> _Input rows_:
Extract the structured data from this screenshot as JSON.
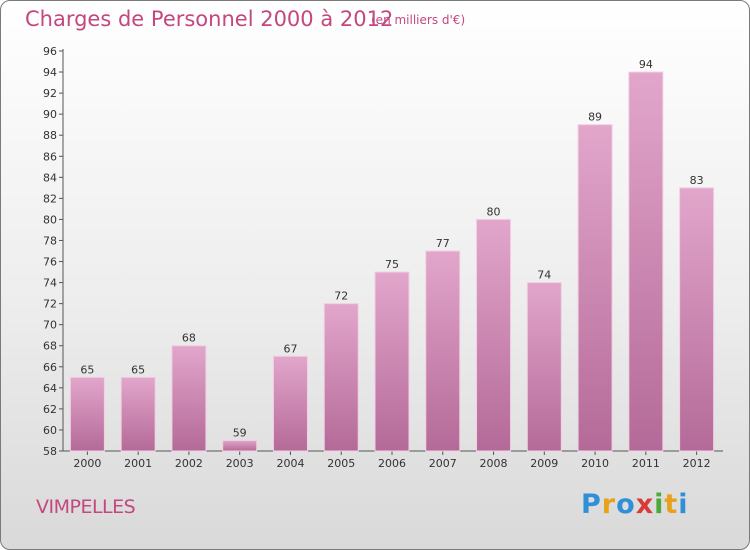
{
  "header": {
    "title": "Charges de Personnel 2000 à 2012",
    "subtitle": "(en milliers d'€)"
  },
  "footer": {
    "commune": "VIMPELLES",
    "logo": "Proxiti"
  },
  "colors": {
    "bar_top": "#e2a6cb",
    "bar_bottom": "#b46a98",
    "title": "#c4477f"
  },
  "chart_data": {
    "type": "bar",
    "title": "Charges de Personnel 2000 à 2012",
    "subtitle": "(en milliers d'€)",
    "categories": [
      "2000",
      "2001",
      "2002",
      "2003",
      "2004",
      "2005",
      "2006",
      "2007",
      "2008",
      "2009",
      "2010",
      "2011",
      "2012"
    ],
    "values": [
      65,
      65,
      68,
      59,
      67,
      72,
      75,
      77,
      80,
      74,
      89,
      94,
      83
    ],
    "ylim": [
      58,
      96
    ],
    "yticks": [
      58,
      60,
      62,
      64,
      66,
      68,
      70,
      72,
      74,
      76,
      78,
      80,
      82,
      84,
      86,
      88,
      90,
      92,
      94,
      96
    ],
    "grid": false,
    "data_labels": true
  }
}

> _What the exercise asks_:
Repeat the material exactly as it reads, without any of its pictures.

> _Problem solution_:
Extract the structured data from this screenshot as JSON.
{
  "header": {
    "title": "Charges de Personnel 2000 à 2012",
    "subtitle": "(en milliers d'€)"
  },
  "footer": {
    "commune": "VIMPELLES",
    "logo": "Proxiti"
  },
  "colors": {
    "bar_top": "#e2a6cb",
    "bar_bottom": "#b46a98",
    "title": "#c4477f"
  },
  "chart_data": {
    "type": "bar",
    "title": "Charges de Personnel 2000 à 2012",
    "subtitle": "(en milliers d'€)",
    "categories": [
      "2000",
      "2001",
      "2002",
      "2003",
      "2004",
      "2005",
      "2006",
      "2007",
      "2008",
      "2009",
      "2010",
      "2011",
      "2012"
    ],
    "values": [
      65,
      65,
      68,
      59,
      67,
      72,
      75,
      77,
      80,
      74,
      89,
      94,
      83
    ],
    "ylim": [
      58,
      96
    ],
    "yticks": [
      58,
      60,
      62,
      64,
      66,
      68,
      70,
      72,
      74,
      76,
      78,
      80,
      82,
      84,
      86,
      88,
      90,
      92,
      94,
      96
    ],
    "grid": false,
    "data_labels": true
  }
}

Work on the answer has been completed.